### Texto do documento
::::

Viennale (2019) – Duas obras primas

A primazia da forma em função do sentimento, em Costa; e a simplicidade desconcertante em Suleiman.

Por Marcelo Ikeda | 21.11.2019 (quinta-feira)

É praticamente impossível para uma única pessoa cobrir uma mostra de 300 filmes que são exibidos em seis salas de cinema simultaneamente durante duas semanas. Assim, o que posso fazer é lançar algumas notas sobre alguns dos filmes que pude acompanhar durante a programação, tendo assistido três ou quatro filmes por dia.

Dois dos filmes foram destaques absolutos para mim por sua excelência. Vitalina Varela , de Pedro Costa e It must be heaven [foto acima], de Elia Suleiman.

Vitalina Varela, de Pedro Costa – É incrível perceber o caminho de aperfeiçoamento na imensa trajetória do cineasta português Pedro Costa. A partir do irremediável No quarto de vanda , em 2000, Costa encontrou uma assinatura inconfundível no cinema contemporâneo, em que funde documentário e ficção para lidar com as vidas dos imigrantes cabo-verdianos em Portugal. No quarto de vanda , um dos mais importantes filmes dos últimos vinte anos, e que deixou marcas profundas também no jovem cinema brasileiro de garagem, é um filme extremamente corajoso, porque Costa abandonou seu antigo modelo de produção para se debruçar, praticamente ele e uma câmera, nos corredores e esguios aposentos das casas de Fontainhas. Ao mesmo tempo em que prosseguia essa linha anterior, Juventude em marcha propunha uma guinada em outra direção. O rigor do enquadramento, movimentos e posição de câmera inseria uma rebuscada perspectiva formal. Não é que No quarto de vanda também não o fosse uma experiência visual sofisticada, mas em Juventude em marcha esse rigor assumia uma proporção quase épica.

::::

### Dados registrados
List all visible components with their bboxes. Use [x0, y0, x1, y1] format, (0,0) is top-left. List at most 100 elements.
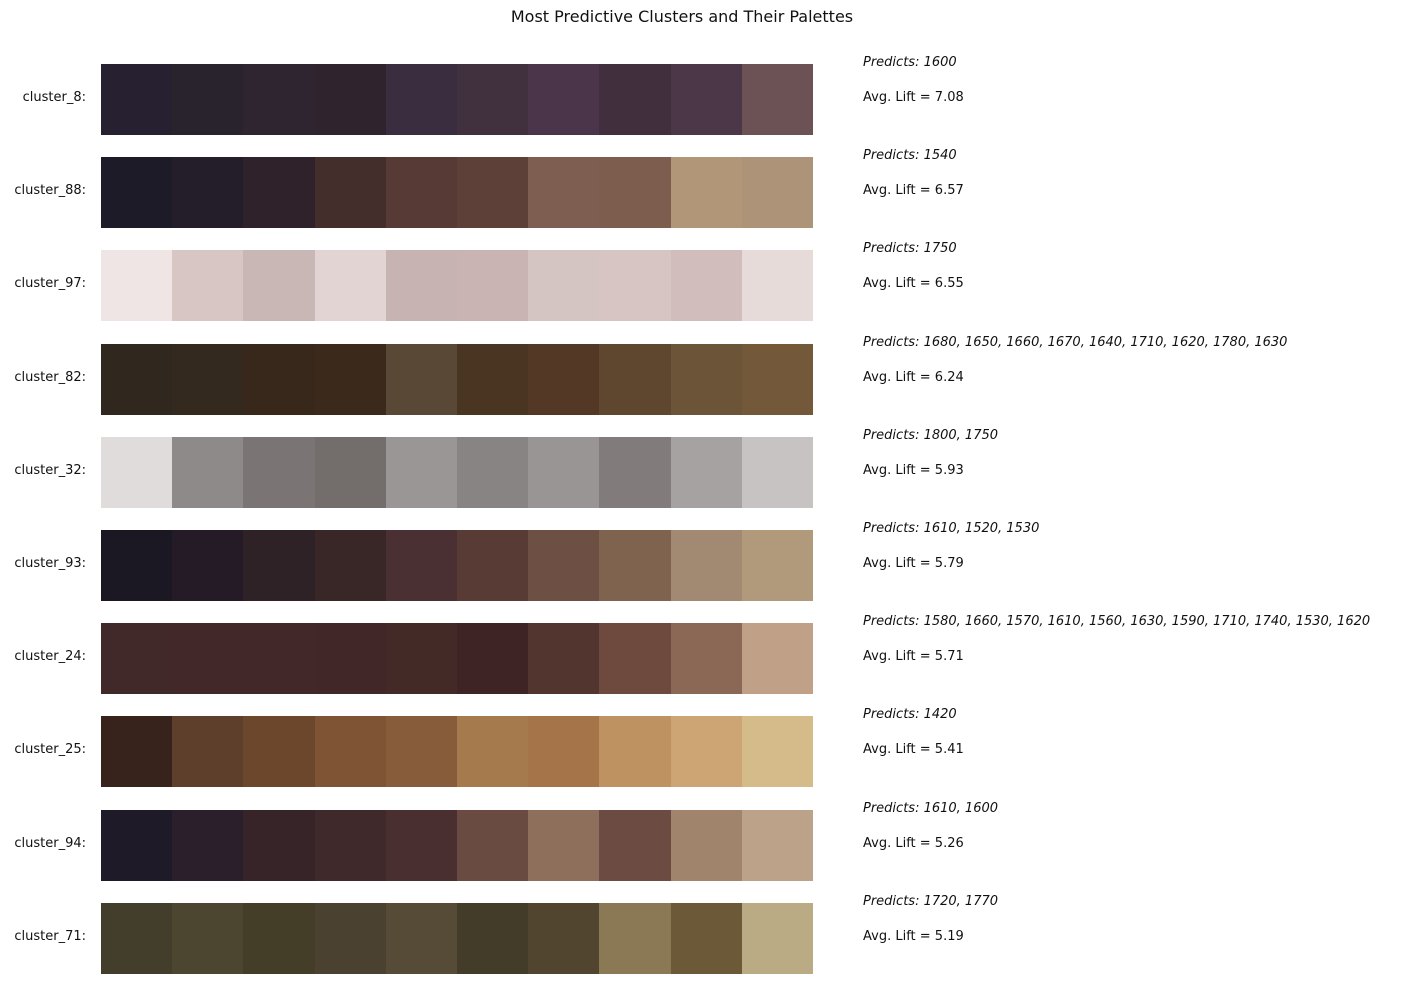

::::

### A fazer
Com base no texto sobre os filmes da Viennale 2019, explique em uma a três frases por que o autor considera No quarto de vanda um filme extremamente corajoso.

### Resultado do exercício
Segundo o autor, No quarto de vanda é extremamente corajoso porque Pedro Costa abandonou seu antigo modelo de produção. Ele passou a trabalhar praticamente sozinho com uma câmera, nos corredores e nos aposentos estreitos das casas de Fontainhas.